-- Extrait choisi --
****************************************
Bruno Beylat : « Oui. En 2015, on avait déjà écrit au maire parce qu’on avait vu qu’il avait un projet sur le site, donc en tant qu’utilisateurs du lieu on avait cherché à avoir des explications, sans succès. Alors en septembre dernier on l’a relancé. Au début il nous disait qu’il n’y avait rien, et puis quand on lui a montré qu’on connaissait quand même un peu le sujet, il a dit « oui c’est sur la grande salle, mais ça sert à rien la grande salle ». Or c’est notre lieu d’activité syndicale : on a les bureaux pour recevoir les gens et la grande salle dans laquelle les entreprises en lutte viennent. On a besoin d’une autonomie parce qu’on ne sait quand il va y avoir des luttes.

Le maire nous avait dit de ne pas nous inquiéter, qu’il nous donnerait autre chose à la place. Mais en octobre, l’administration n’avait toujours rien à nous proposer. En novembre ils nous ont convoqué un jeudi et nous ont annoncé que les travaux commenceraient le lundi. On leur a expliqué qu’on n’allait pas partir du jour au lendemain sans rien en échange. Il nous a dit qu’il reprendrait contact avec nous en décembre mais pas de nouvelles. En janvier, on est à nouveau invités à une réunion, et cette fois-ci la personne qui nous reçoit nous confirme qu’ils n’ont pas prévu d’autre lieu pour nous. Donc on leur explique qu’on a une convention d’utilisation. On est dans ces locaux-là depuis 1955, on a une subvention de la mairie, on lui rend des comptes d’ailleurs, avec compte-rendu d’activités, etc., tout ça n’est pas rien. Et jeudi dernier on reçoit un courrier nous annonçant que les travaux commencent ce lundi, qu’ils vont faire murer la salle et faire constater mardi par un huissier que les locaux sont bien disponibles. C’est ahurissant ces méthodes ! »


R.P. : Tout ça est très politique non ?

B.B. : « Oui, nous ce qu’on pense, c’est que derrière ce projet immobilier l’idée c’est de supprimer la salle où il y a un peu de résistance sur la ville : on a organisé il y a peu une projection-débat sur la Palestine avec la femme de Salah Hamouri par exemple… il y a tout un tas de choses qui le gênent. Par exemple, demain il y a une action des salariés de la SEMISO (Société d’économie mixte de Saint-Ouen). C’est le maire le président de la SEMISO, donc si demain on devait lui demander une salle pour accueillir des salariés de la SEMISO en grève, c’est évident qu’il ne nous en donnerait pas. C’est pour ça qu’on a besoin de notre indépendance, les bourses du travail ça doit servir à ça.
****************************************
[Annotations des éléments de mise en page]
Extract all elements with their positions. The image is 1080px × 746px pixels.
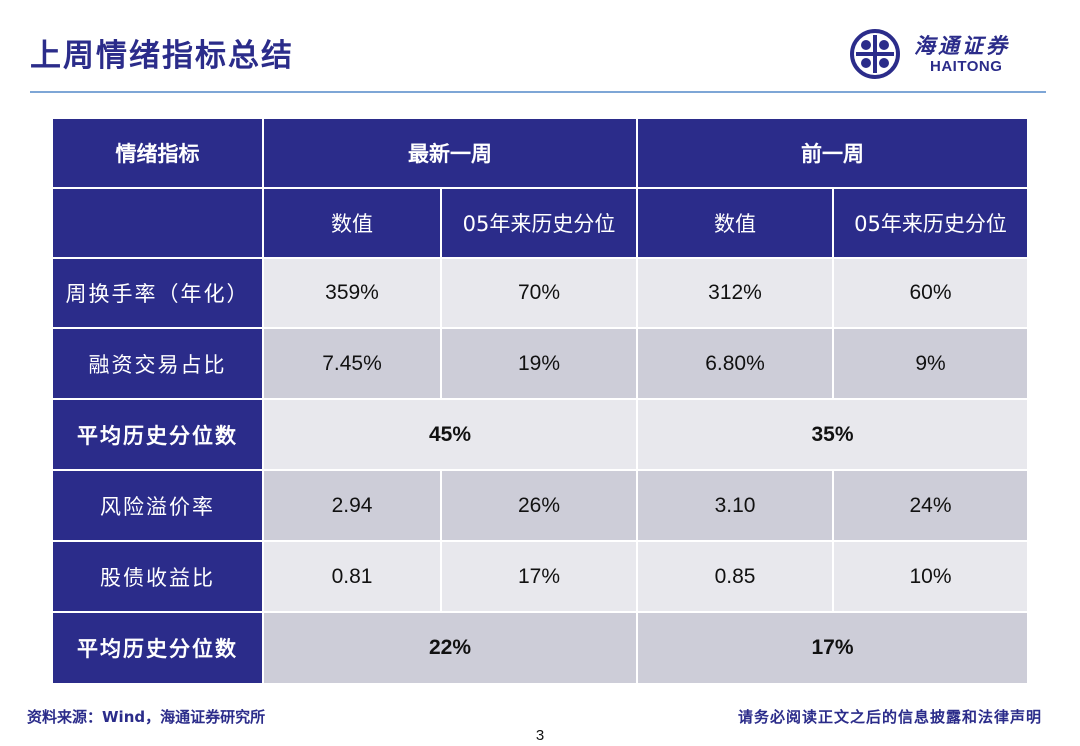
logo-name-cn: 海通证券 (914, 34, 1010, 58)
cell-prev-percentile: 24% (832, 469, 1029, 542)
subheader-empty (51, 187, 264, 259)
title-divider (30, 91, 1046, 93)
cell-latest-percentile: 26% (440, 469, 638, 542)
page-number: 3 (535, 727, 545, 744)
table-row-average: 平均历史分位数 22% 17% (51, 611, 1029, 685)
disclaimer-note: 请务必阅读正文之后的信息披露和法律声明 (737, 708, 1042, 726)
cell-prev-percentile: 9% (832, 327, 1029, 400)
subheader-latest-percentile: 05年来历史分位 (440, 187, 638, 259)
cell-prev-average: 35% (636, 398, 1029, 471)
logo-name-en: HAITONG (930, 58, 1003, 75)
page-title: 上周情绪指标总结 (30, 38, 294, 74)
subheader-prev-percentile: 05年来历史分位 (832, 187, 1029, 259)
cell-latest-percentile: 19% (440, 327, 638, 400)
cell-prev-value: 6.80% (636, 327, 834, 400)
table-subheader-row: 数值 05年来历史分位 数值 05年来历史分位 (51, 187, 1029, 259)
sentiment-table: 情绪指标 最新一周 前一周 数值 05年来历史分位 数值 05年来历史分位 周换… (51, 117, 1029, 685)
header-latest-week: 最新一周 (262, 117, 638, 189)
cell-prev-value: 3.10 (636, 469, 834, 542)
row-label: 股债收益比 (51, 540, 264, 613)
cell-latest-value: 7.45% (262, 327, 442, 400)
subheader-prev-value: 数值 (636, 187, 834, 259)
table-row: 风险溢价率 2.94 26% 3.10 24% (51, 469, 1029, 542)
table-row-average: 平均历史分位数 45% 35% (51, 398, 1029, 471)
cell-latest-value: 359% (262, 257, 442, 329)
table-row: 融资交易占比 7.45% 19% 6.80% 9% (51, 327, 1029, 400)
cell-latest-value: 0.81 (262, 540, 442, 613)
cell-latest-average: 22% (262, 611, 638, 685)
company-logo: 海通证券 HAITONG (848, 28, 1048, 82)
table-row: 股债收益比 0.81 17% 0.85 10% (51, 540, 1029, 613)
cell-latest-percentile: 70% (440, 257, 638, 329)
cell-prev-value: 0.85 (636, 540, 834, 613)
haitong-emblem-icon (850, 29, 900, 79)
cell-prev-percentile: 60% (832, 257, 1029, 329)
row-label: 平均历史分位数 (51, 611, 264, 685)
cell-prev-percentile: 10% (832, 540, 1029, 613)
row-label: 风险溢价率 (51, 469, 264, 542)
cell-latest-value: 2.94 (262, 469, 442, 542)
cell-latest-percentile: 17% (440, 540, 638, 613)
table-header-row: 情绪指标 最新一周 前一周 (51, 117, 1029, 189)
header-prev-week: 前一周 (636, 117, 1029, 189)
subheader-latest-value: 数值 (262, 187, 442, 259)
table-row: 周换手率（年化） 359% 70% 312% 60% (51, 257, 1029, 329)
row-label: 周换手率（年化） (51, 257, 264, 329)
row-label: 融资交易占比 (51, 327, 264, 400)
source-note: 资料来源：Wind，海通证券研究所 (27, 708, 266, 726)
cell-prev-value: 312% (636, 257, 834, 329)
cell-latest-average: 45% (262, 398, 638, 471)
row-label: 平均历史分位数 (51, 398, 264, 471)
header-indicator: 情绪指标 (51, 117, 264, 189)
cell-prev-average: 17% (636, 611, 1029, 685)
****************************************
-- Travail demandé --
1. Réécrivez sous forme de liste le paragraphe de l'extrait choisi qui commence par « Le maire nous avait dit de ne pas nous inquiéter », en conservant ses faits essentiels.
2. D'après l'extrait choisi, depuis quelle année les occupants se trouvent-ils dans ces locaux ?

-- Corrigé des exercices --
1.
- Le maire promet un autre lieu en remplacement.
- Octobre : l'administration n'a toujours rien à proposer.
- Novembre : convocation un jeudi, avec l'annonce que les travaux commenceront le lundi. Les occupants refusent de partir du jour au lendemain sans rien en échange.
- Décembre : le contact promis n'a pas lieu.
- Janvier : lors d'une nouvelle réunion, l'administration confirme qu'aucun autre lieu n'est prévu. Les occupants rappellent leur convention d'utilisation, leur présence dans ces locaux depuis 1955 et la subvention de la mairie, dont ils rendent compte par des comptes rendus d'activités.
- Jeudi dernier : un courrier annonce le début des travaux ce lundi. La salle sera murée et un huissier constatera mardi que les locaux sont disponibles.
- Réaction : ces méthodes sont jugées ahurissantes.

2. Depuis 1955.